**EXERCISE OBJECTIVE:**
Lift every line from the entries that includes the word "Robertson".
## BEGIN
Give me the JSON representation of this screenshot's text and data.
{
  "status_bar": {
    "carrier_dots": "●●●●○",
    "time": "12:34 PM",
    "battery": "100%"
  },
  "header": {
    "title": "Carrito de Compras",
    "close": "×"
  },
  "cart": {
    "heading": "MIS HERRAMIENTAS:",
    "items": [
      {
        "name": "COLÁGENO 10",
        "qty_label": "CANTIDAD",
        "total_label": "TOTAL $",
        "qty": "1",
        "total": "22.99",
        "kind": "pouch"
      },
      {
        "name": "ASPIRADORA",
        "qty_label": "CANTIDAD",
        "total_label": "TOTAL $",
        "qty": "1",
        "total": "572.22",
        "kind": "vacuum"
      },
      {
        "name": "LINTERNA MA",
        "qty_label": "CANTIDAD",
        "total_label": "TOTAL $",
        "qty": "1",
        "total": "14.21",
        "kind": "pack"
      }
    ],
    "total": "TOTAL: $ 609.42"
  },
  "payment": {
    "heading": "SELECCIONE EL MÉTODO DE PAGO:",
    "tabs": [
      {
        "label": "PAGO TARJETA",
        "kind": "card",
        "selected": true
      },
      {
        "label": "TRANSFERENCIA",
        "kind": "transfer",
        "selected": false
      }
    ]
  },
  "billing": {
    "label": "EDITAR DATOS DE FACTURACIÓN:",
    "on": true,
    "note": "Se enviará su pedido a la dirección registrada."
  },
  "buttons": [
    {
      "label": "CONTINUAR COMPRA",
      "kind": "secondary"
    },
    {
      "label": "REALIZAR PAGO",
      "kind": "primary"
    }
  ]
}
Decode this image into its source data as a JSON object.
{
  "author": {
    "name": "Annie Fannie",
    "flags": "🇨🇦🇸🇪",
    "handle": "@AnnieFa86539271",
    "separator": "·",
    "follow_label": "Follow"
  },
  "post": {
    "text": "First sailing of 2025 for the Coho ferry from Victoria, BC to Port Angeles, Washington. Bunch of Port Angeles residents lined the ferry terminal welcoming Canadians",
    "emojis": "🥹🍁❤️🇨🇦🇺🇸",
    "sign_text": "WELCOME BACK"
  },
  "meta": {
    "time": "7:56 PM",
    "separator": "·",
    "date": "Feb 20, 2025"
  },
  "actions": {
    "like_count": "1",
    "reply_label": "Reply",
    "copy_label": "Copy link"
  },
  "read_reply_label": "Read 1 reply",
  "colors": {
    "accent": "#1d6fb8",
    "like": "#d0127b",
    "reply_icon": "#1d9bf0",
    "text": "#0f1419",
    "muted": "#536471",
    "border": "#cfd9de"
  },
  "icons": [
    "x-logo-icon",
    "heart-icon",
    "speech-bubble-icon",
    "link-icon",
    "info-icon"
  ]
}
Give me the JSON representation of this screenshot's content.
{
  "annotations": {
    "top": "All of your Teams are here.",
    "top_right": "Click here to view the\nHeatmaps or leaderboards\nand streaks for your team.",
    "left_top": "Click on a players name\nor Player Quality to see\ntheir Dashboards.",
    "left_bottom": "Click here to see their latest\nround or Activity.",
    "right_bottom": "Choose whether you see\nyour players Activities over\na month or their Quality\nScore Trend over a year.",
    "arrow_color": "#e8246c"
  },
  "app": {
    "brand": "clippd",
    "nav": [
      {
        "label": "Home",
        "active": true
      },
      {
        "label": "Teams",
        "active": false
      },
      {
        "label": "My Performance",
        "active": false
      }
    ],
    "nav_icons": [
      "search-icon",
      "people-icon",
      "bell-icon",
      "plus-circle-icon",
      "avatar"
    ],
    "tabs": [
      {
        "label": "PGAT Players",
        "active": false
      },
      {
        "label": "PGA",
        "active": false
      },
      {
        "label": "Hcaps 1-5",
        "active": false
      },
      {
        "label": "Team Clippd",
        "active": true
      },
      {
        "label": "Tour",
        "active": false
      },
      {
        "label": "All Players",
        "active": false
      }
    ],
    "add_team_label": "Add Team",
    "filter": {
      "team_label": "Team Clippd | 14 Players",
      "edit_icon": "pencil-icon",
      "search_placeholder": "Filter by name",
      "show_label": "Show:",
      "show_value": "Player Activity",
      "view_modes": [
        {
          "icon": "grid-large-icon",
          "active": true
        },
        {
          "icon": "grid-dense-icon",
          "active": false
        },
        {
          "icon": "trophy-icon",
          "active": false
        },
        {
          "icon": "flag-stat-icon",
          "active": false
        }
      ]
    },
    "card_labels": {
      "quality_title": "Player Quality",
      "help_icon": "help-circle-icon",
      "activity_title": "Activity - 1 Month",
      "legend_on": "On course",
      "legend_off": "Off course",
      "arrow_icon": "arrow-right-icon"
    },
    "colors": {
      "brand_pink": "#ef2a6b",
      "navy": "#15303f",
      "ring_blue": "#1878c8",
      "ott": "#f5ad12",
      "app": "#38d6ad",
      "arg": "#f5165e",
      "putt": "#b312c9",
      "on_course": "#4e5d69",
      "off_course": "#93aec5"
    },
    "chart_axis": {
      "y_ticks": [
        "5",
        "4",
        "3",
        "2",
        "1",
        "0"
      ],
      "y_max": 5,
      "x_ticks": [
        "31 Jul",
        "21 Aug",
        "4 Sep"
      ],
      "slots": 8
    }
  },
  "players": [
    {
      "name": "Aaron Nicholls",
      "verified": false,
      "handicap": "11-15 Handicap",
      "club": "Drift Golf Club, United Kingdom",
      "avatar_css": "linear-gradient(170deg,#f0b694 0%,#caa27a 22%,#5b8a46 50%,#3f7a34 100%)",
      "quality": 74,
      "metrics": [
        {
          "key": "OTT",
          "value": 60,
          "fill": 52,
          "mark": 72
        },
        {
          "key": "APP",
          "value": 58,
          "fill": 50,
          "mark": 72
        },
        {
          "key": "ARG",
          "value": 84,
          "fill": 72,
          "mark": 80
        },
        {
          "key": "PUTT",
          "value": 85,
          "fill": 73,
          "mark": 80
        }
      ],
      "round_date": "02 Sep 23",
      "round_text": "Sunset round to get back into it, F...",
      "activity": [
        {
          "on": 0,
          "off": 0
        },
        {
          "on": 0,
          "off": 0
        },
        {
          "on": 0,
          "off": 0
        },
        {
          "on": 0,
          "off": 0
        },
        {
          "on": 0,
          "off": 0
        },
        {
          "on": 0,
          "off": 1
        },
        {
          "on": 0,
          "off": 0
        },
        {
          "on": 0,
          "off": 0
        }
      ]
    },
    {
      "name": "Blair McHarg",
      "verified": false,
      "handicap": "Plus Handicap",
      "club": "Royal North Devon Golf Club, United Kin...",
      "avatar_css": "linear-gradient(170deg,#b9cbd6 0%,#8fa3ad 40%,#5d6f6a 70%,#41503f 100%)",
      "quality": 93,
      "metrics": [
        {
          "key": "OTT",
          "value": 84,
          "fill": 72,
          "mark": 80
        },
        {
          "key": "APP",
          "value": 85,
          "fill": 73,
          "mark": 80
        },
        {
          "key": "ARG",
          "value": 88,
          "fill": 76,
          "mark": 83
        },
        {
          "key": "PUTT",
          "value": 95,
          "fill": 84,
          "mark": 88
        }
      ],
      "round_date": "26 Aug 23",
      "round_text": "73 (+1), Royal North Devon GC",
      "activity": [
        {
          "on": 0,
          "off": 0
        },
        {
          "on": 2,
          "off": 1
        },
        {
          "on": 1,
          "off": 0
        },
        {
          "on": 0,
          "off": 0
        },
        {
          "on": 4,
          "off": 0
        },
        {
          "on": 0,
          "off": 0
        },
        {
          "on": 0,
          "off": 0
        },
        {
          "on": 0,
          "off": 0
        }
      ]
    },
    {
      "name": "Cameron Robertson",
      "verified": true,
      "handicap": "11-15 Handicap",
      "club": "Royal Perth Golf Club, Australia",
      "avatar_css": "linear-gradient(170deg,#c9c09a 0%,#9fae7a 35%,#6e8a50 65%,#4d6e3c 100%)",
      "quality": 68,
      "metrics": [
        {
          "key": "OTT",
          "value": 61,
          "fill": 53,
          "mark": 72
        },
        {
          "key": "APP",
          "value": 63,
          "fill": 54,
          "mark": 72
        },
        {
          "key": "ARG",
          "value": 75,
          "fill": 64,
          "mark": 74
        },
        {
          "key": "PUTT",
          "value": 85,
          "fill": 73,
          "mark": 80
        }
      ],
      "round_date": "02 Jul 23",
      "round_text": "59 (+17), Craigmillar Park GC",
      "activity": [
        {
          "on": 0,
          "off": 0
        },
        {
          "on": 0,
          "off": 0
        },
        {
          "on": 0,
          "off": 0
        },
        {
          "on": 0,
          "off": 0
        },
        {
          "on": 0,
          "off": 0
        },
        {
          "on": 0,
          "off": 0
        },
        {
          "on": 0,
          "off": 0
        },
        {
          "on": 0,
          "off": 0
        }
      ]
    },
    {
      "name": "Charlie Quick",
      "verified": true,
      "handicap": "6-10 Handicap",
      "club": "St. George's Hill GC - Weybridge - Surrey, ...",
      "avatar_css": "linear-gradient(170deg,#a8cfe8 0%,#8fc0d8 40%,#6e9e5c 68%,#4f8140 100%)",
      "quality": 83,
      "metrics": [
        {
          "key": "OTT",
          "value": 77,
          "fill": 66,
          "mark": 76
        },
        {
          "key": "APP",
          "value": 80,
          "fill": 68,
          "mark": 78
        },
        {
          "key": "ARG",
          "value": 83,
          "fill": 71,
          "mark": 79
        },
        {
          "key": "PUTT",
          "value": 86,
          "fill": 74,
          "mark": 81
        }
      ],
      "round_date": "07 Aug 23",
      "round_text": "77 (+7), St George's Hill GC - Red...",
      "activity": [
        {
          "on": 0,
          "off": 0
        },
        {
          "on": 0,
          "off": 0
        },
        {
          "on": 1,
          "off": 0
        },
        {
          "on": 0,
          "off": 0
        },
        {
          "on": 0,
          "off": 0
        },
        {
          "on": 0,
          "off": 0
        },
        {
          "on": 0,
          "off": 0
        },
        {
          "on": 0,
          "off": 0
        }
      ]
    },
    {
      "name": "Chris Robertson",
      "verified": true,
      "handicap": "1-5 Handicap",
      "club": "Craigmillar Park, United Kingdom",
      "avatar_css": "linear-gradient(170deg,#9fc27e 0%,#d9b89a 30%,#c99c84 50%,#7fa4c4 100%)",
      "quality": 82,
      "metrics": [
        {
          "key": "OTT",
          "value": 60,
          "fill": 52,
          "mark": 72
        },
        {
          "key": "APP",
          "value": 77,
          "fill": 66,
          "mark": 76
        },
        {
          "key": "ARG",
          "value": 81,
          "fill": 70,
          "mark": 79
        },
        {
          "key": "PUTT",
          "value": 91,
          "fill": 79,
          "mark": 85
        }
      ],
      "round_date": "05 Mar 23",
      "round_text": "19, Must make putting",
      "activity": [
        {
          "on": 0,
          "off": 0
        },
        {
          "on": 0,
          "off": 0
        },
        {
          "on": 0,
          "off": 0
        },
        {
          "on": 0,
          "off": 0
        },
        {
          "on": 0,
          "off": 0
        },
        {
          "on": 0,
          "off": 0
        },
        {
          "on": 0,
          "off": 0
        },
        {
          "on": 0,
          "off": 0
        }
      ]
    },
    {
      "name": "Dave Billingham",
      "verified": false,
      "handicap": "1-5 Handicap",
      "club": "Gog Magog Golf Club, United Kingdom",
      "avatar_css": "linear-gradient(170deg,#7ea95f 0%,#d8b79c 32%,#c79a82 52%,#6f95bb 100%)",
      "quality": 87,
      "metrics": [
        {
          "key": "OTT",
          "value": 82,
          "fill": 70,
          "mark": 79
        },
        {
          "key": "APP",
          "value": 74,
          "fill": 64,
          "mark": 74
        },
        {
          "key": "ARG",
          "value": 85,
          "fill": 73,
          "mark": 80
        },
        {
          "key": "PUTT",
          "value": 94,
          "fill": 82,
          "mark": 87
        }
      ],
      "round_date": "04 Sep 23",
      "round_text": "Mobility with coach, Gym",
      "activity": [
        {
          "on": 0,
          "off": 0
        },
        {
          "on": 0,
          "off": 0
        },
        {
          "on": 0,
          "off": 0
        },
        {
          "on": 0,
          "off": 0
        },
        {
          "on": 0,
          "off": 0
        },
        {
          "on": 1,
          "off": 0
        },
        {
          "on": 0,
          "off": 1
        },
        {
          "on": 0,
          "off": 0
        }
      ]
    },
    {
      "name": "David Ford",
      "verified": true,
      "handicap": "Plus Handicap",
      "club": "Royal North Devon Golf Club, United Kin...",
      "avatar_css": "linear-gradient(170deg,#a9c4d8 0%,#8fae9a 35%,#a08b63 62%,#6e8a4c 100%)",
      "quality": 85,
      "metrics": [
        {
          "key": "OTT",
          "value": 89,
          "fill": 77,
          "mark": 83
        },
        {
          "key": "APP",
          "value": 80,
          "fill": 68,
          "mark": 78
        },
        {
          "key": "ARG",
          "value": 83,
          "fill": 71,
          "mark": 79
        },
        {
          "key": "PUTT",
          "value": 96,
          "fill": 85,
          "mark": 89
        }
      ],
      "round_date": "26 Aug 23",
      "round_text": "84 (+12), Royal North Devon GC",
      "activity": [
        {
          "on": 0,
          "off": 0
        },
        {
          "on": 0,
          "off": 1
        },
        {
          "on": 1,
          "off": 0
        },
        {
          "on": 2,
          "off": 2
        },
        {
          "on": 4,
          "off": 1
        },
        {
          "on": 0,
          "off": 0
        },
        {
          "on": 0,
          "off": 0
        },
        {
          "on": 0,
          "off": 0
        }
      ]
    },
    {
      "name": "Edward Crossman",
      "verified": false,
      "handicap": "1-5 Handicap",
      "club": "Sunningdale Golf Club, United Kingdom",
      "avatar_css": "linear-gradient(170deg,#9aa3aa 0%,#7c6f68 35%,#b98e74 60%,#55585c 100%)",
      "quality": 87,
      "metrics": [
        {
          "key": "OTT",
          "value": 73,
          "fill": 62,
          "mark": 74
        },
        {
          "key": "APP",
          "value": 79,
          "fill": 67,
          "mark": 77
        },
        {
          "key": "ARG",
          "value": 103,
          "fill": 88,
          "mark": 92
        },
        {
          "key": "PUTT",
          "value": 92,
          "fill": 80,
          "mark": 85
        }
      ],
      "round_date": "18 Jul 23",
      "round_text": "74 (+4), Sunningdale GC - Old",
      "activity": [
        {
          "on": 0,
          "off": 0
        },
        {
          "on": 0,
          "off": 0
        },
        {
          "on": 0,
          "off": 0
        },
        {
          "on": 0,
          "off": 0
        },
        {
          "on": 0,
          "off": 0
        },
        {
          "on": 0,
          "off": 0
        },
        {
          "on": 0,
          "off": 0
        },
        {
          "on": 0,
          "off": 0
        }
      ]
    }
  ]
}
## END
**CORRECT RESULT:**
      "name": "Cameron Robertson",
      "name": "Chris Robertson",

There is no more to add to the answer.